### WRITTEN PROBLEM:
The data below should be restated word for word, with every picture omitted.
++++
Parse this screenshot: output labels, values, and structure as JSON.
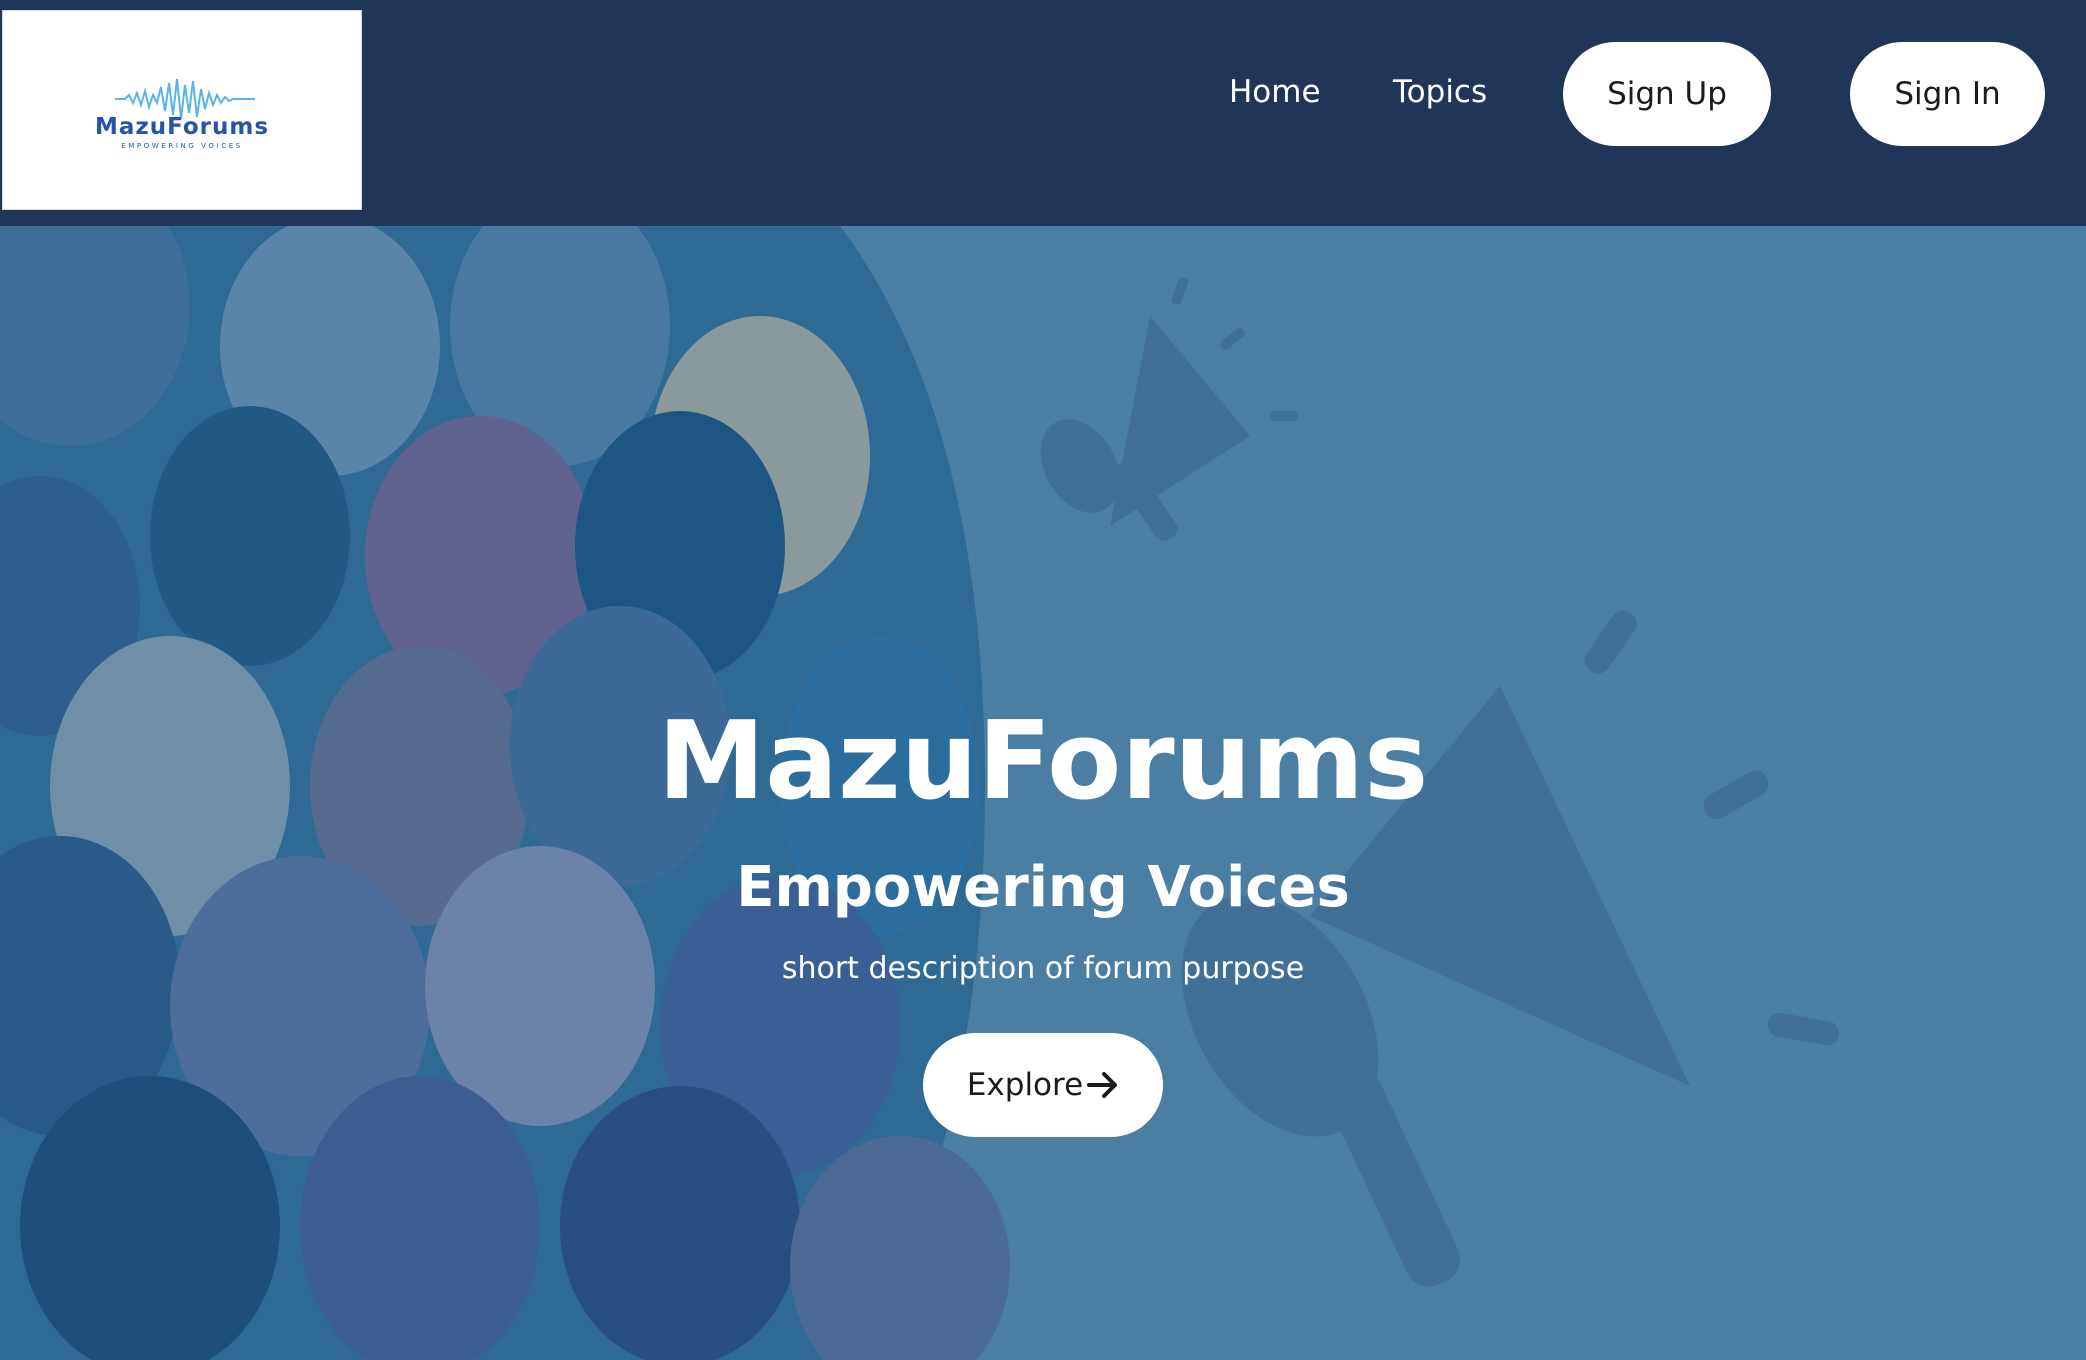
{
  "logo": {
    "name": "MazuForums",
    "tagline": "EMPOWERING VOICES"
  },
  "nav": {
    "home": "Home",
    "topics": "Topics",
    "sign_up": "Sign Up",
    "sign_in": "Sign In"
  },
  "hero": {
    "title": "MazuForums",
    "subtitle": "Empowering Voices",
    "description": "short description of forum purpose",
    "explore_label": "Explore",
    "explore_icon": "arrow-right-icon",
    "illustration": "crowd-silhouettes-and-megaphone"
  },
  "colors": {
    "navbar": "#1f3659",
    "hero_background": "#4a7ea2",
    "logo_text": "#2554a8",
    "logo_wave": "#5ab4ec",
    "button": "#ffffff"
  }
}
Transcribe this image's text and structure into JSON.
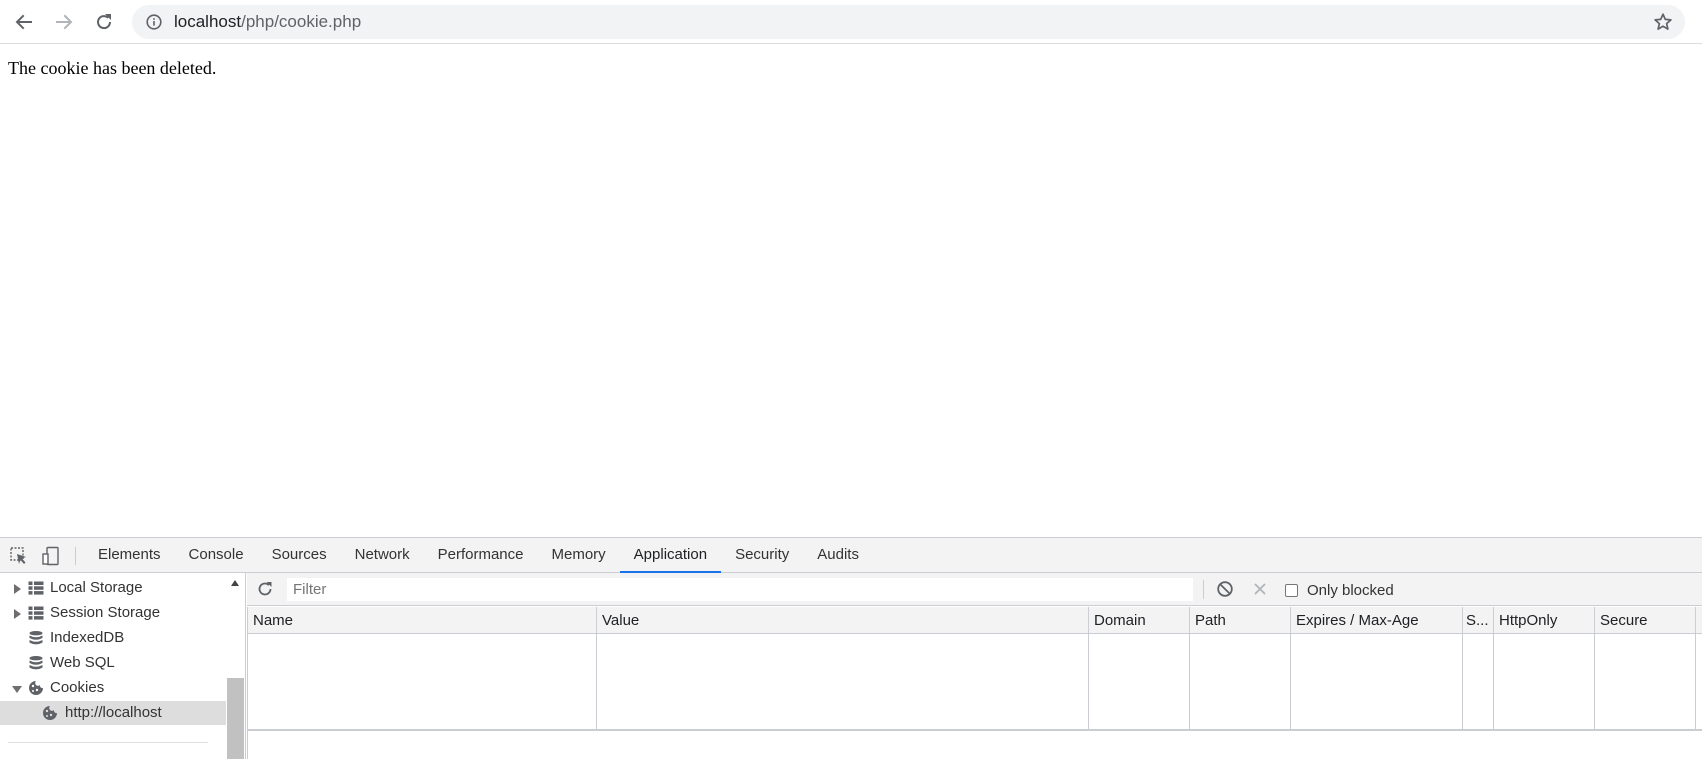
{
  "browser": {
    "url_host": "localhost",
    "url_path": "/php/cookie.php",
    "icons": {
      "back": "arrow-left-icon",
      "forward": "arrow-right-icon",
      "reload": "reload-icon",
      "site_info": "info-icon",
      "bookmark": "star-icon"
    }
  },
  "page": {
    "message": "The cookie has been deleted."
  },
  "devtools": {
    "tabs": [
      "Elements",
      "Console",
      "Sources",
      "Network",
      "Performance",
      "Memory",
      "Application",
      "Security",
      "Audits"
    ],
    "active_tab": "Application",
    "sidebar": {
      "items": [
        {
          "label": "Local Storage",
          "icon": "grid-icon",
          "expandable": true,
          "expanded": false
        },
        {
          "label": "Session Storage",
          "icon": "grid-icon",
          "expandable": true,
          "expanded": false
        },
        {
          "label": "IndexedDB",
          "icon": "database-icon",
          "expandable": false
        },
        {
          "label": "Web SQL",
          "icon": "database-icon",
          "expandable": false
        },
        {
          "label": "Cookies",
          "icon": "cookie-icon",
          "expandable": true,
          "expanded": true
        },
        {
          "label": "http://localhost",
          "icon": "cookie-icon",
          "selected": true
        }
      ]
    },
    "cookies": {
      "filter_placeholder": "Filter",
      "filter_value": "",
      "only_blocked_label": "Only blocked",
      "only_blocked_checked": false,
      "columns": [
        "Name",
        "Value",
        "Domain",
        "Path",
        "Expires / Max-Age",
        "S...",
        "HttpOnly",
        "Secure"
      ],
      "rows": []
    }
  }
}
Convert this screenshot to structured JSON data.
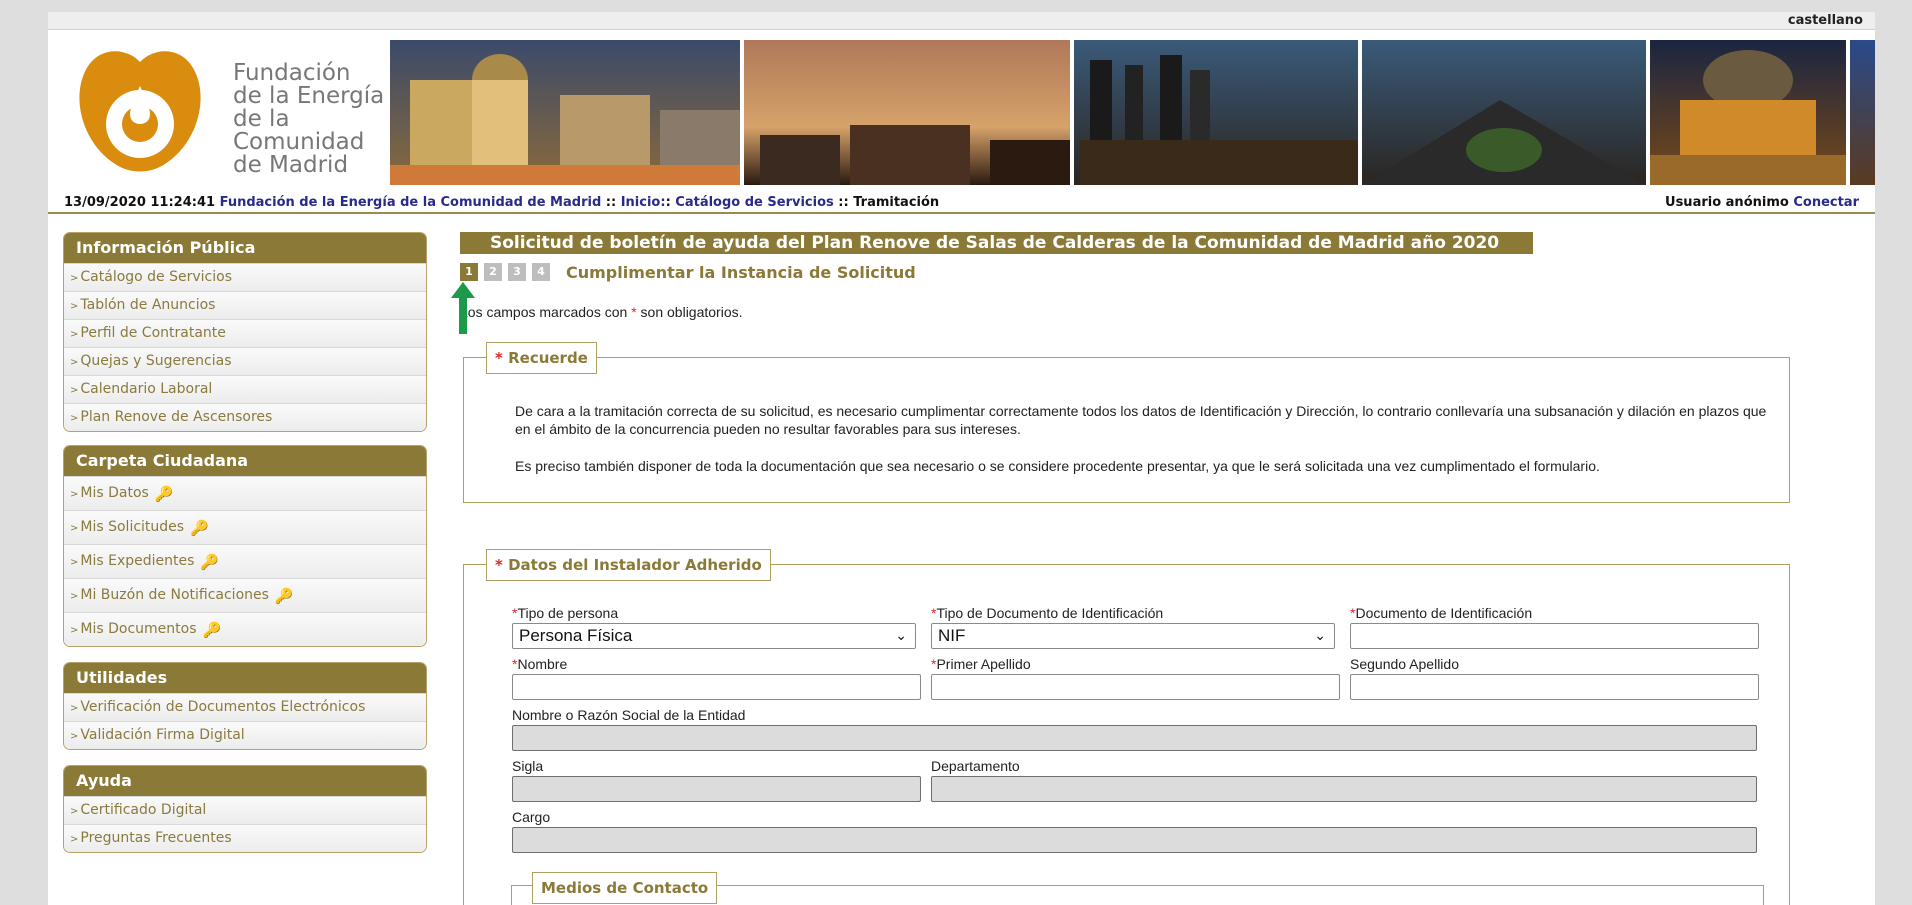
++++
### TASK ANSWER:
Parse this screenshot: output labels, values, and structure as JSON.
{
  "logo": {
    "name": "MazuForums",
    "tagline": "EMPOWERING VOICES"
  },
  "nav": {
    "home": "Home",
    "topics": "Topics",
    "sign_up": "Sign Up",
    "sign_in": "Sign In"
  },
  "hero": {
    "title": "MazuForums",
    "subtitle": "Empowering Voices",
    "description": "short description of forum purpose",
    "explore_label": "Explore",
    "explore_icon": "arrow-right-icon",
    "illustration": "crowd-silhouettes-and-megaphone"
  },
  "colors": {
    "navbar": "#1f3659",
    "hero_background": "#4a7ea2",
    "logo_text": "#2554a8",
    "logo_wave": "#5ab4ec",
    "button": "#ffffff"
  }
}
Transcribe this image's text and structure into JSON.
{
  "browser": {
    "url_host": "localhost",
    "url_path": "/php/cookie.php",
    "icons": {
      "back": "arrow-left-icon",
      "forward": "arrow-right-icon",
      "reload": "reload-icon",
      "site_info": "info-icon",
      "bookmark": "star-icon"
    }
  },
  "page": {
    "message": "The cookie has been deleted."
  },
  "devtools": {
    "tabs": [
      "Elements",
      "Console",
      "Sources",
      "Network",
      "Performance",
      "Memory",
      "Application",
      "Security",
      "Audits"
    ],
    "active_tab": "Application",
    "sidebar": {
      "items": [
        {
          "label": "Local Storage",
          "icon": "grid-icon",
          "expandable": true,
          "expanded": false
        },
        {
          "label": "Session Storage",
          "icon": "grid-icon",
          "expandable": true,
          "expanded": false
        },
        {
          "label": "IndexedDB",
          "icon": "database-icon",
          "expandable": false
        },
        {
          "label": "Web SQL",
          "icon": "database-icon",
          "expandable": false
        },
        {
          "label": "Cookies",
          "icon": "cookie-icon",
          "expandable": true,
          "expanded": true
        },
        {
          "label": "http://localhost",
          "icon": "cookie-icon",
          "selected": true
        }
      ]
    },
    "cookies": {
      "filter_placeholder": "Filter",
      "filter_value": "",
      "only_blocked_label": "Only blocked",
      "only_blocked_checked": false,
      "columns": [
        "Name",
        "Value",
        "Domain",
        "Path",
        "Expires / Max-Age",
        "S...",
        "HttpOnly",
        "Secure"
      ],
      "rows": []
    }
  }
}
Convert this screenshot to structured JSON data.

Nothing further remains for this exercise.